What you are asked to do
Pick every line with "dixerat" from the material below.

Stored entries
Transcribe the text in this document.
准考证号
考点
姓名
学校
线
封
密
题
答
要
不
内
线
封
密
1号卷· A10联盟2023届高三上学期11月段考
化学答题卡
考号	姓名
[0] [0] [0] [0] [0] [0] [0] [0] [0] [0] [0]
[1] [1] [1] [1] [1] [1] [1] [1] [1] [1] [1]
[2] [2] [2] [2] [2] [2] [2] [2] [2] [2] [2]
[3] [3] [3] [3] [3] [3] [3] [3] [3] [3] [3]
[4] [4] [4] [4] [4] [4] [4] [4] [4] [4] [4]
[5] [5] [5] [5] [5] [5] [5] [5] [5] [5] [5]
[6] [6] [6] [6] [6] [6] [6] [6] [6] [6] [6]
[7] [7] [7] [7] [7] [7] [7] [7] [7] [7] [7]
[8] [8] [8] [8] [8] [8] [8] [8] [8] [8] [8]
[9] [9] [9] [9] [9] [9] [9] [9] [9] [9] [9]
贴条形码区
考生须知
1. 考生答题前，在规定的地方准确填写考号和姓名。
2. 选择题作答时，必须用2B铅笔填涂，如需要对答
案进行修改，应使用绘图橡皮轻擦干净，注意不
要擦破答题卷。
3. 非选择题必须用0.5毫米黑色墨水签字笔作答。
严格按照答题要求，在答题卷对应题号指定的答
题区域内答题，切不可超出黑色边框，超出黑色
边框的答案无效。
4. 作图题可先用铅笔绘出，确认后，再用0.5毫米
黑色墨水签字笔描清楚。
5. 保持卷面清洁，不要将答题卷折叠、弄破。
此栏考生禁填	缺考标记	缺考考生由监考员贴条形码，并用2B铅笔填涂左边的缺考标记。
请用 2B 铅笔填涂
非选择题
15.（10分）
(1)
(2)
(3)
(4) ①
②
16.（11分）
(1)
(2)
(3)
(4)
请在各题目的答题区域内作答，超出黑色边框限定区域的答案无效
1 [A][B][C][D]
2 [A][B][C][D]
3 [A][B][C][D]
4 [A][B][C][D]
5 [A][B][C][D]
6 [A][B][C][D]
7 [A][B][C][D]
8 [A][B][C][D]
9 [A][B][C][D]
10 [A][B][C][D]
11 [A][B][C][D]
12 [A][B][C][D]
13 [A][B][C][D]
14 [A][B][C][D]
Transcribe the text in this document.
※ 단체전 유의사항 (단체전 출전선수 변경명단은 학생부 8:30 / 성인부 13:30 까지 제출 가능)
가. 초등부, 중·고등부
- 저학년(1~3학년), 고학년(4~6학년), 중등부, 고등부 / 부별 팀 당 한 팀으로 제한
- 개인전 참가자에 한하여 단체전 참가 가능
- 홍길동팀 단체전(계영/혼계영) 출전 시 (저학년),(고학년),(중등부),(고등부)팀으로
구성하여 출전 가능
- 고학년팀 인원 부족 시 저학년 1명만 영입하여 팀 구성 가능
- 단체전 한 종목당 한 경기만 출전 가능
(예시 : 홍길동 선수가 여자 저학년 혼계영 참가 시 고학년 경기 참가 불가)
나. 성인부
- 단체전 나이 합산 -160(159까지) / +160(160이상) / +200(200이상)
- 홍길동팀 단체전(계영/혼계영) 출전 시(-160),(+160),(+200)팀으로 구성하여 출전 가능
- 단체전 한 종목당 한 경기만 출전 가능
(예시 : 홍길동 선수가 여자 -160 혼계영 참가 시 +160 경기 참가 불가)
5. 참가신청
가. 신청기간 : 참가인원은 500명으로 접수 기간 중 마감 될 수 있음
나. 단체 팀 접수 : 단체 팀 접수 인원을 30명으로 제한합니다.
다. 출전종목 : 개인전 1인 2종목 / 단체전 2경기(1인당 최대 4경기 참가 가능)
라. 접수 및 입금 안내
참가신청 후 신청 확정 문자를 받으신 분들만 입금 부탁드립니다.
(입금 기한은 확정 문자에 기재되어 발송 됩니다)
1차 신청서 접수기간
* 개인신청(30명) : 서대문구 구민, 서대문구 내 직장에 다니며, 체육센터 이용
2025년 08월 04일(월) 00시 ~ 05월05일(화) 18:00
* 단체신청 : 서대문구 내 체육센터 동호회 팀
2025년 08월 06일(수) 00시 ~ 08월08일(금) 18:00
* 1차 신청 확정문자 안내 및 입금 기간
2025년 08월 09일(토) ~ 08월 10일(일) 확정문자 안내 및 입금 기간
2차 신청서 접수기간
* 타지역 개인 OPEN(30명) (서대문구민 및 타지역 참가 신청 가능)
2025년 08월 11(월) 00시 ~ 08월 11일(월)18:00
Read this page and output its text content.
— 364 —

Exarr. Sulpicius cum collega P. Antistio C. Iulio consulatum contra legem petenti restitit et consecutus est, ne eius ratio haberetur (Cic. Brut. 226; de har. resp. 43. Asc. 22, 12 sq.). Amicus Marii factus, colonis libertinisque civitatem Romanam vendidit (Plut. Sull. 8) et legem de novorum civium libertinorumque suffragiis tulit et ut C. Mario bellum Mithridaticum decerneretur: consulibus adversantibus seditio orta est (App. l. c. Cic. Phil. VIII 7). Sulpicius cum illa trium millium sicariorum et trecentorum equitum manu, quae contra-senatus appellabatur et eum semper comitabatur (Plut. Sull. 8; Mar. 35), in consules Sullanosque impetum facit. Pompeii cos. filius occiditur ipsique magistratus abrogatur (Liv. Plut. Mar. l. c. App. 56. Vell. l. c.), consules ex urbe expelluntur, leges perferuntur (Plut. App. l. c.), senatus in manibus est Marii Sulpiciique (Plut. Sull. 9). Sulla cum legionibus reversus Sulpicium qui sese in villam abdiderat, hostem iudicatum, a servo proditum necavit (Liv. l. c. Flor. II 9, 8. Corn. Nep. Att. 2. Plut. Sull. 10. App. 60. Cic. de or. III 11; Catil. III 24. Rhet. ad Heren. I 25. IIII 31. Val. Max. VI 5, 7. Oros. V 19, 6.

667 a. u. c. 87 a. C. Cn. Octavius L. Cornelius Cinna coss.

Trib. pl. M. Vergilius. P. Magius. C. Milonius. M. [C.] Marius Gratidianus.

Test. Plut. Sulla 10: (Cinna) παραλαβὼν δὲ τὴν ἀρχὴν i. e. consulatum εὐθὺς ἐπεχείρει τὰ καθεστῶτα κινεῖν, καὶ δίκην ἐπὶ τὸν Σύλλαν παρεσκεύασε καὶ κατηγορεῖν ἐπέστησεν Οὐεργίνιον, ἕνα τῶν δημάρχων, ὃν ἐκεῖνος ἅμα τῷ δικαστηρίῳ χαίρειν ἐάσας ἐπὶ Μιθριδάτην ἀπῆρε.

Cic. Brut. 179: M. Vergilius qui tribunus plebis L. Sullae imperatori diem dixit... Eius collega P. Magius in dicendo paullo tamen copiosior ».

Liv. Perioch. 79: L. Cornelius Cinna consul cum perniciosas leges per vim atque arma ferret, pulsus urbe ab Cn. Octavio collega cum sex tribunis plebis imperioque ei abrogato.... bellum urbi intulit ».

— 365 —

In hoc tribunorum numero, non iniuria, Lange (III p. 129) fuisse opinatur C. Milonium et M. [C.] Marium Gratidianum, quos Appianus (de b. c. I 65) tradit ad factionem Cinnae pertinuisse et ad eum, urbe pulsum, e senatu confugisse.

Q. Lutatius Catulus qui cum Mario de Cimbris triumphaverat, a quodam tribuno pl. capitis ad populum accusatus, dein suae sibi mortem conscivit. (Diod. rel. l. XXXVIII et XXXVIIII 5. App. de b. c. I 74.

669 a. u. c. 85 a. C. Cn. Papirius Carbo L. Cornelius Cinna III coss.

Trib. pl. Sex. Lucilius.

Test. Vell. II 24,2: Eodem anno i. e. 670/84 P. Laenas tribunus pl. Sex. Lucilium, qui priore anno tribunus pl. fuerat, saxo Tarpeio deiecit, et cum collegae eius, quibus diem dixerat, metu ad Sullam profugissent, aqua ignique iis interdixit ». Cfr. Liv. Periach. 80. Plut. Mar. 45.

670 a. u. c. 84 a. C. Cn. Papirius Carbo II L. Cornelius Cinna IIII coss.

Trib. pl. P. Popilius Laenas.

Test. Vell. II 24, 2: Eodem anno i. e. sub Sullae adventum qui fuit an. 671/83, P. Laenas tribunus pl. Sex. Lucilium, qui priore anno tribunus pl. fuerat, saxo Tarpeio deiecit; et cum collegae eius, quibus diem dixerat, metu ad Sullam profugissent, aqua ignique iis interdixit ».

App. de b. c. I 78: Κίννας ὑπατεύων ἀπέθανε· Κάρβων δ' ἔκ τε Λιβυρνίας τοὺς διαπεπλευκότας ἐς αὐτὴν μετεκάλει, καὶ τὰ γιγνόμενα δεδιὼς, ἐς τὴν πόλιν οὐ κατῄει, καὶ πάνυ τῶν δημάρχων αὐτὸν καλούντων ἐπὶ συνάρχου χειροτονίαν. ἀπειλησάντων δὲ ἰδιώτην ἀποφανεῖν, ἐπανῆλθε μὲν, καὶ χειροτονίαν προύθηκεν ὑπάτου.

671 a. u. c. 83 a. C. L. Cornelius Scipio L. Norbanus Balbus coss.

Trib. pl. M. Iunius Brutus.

Written answer
Test. Vell. II 24,2: Eodem anno i. e. 670/84 P. Laenas tribunus pl. Sex. Lucilium, qui priore anno tribunus pl. fuerat, saxo Tarpeio deiecit, et cum collegae eius, quibus diem dixerat, metu ad Sullam profugissent, aqua ignique iis interdixit ». Cfr. Liv. Periach. 80. Plut. Mar. 45.
Test. Vell. II 24, 2: Eodem anno i. e. sub Sullae adventum qui fuit an. 671/83, P. Laenas tribunus pl. Sex. Lucilium, qui priore anno tribunus pl. fuerat, saxo Tarpeio deiecit; et cum collegae eius, quibus diem dixerat, metu ad Sullam profugissent, aqua ignique iis interdixit ».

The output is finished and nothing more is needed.